Exercise brief » Say how many lines include the word "subtitle", using only a number.

Supplied entries »
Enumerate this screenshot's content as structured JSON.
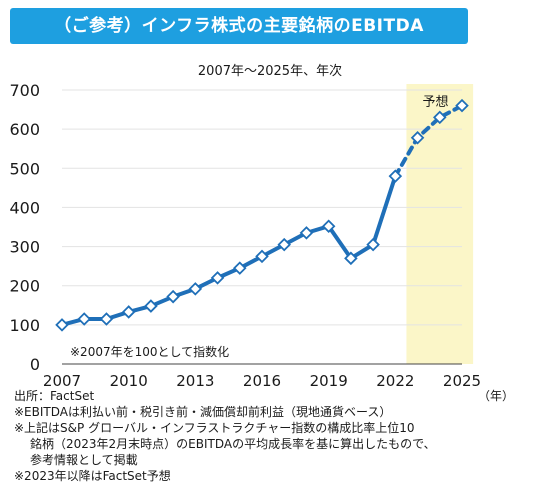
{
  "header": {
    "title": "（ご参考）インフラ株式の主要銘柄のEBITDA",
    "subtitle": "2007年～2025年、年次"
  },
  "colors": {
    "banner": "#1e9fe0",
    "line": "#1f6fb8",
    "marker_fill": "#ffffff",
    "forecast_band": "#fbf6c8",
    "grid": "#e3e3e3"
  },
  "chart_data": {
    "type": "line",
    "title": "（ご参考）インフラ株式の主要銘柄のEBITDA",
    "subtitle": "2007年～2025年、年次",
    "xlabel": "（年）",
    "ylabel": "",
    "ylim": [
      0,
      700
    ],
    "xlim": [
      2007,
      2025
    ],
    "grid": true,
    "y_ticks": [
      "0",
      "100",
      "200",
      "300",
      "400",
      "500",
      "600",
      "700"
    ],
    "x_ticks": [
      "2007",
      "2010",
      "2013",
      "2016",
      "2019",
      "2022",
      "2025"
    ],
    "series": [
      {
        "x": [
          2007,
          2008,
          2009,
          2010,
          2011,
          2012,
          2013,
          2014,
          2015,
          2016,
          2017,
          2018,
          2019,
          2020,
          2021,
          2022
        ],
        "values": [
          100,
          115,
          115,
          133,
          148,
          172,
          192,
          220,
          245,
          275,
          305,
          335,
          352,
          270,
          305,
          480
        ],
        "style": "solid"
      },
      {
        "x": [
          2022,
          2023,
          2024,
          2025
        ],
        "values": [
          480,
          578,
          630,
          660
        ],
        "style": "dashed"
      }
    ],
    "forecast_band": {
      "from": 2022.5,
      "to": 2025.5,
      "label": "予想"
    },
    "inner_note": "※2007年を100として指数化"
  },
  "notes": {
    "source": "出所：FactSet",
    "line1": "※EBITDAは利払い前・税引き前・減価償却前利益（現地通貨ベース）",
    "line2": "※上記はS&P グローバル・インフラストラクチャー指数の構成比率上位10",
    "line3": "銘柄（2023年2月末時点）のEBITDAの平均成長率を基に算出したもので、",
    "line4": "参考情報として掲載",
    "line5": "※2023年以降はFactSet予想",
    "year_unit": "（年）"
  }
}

Solution » 2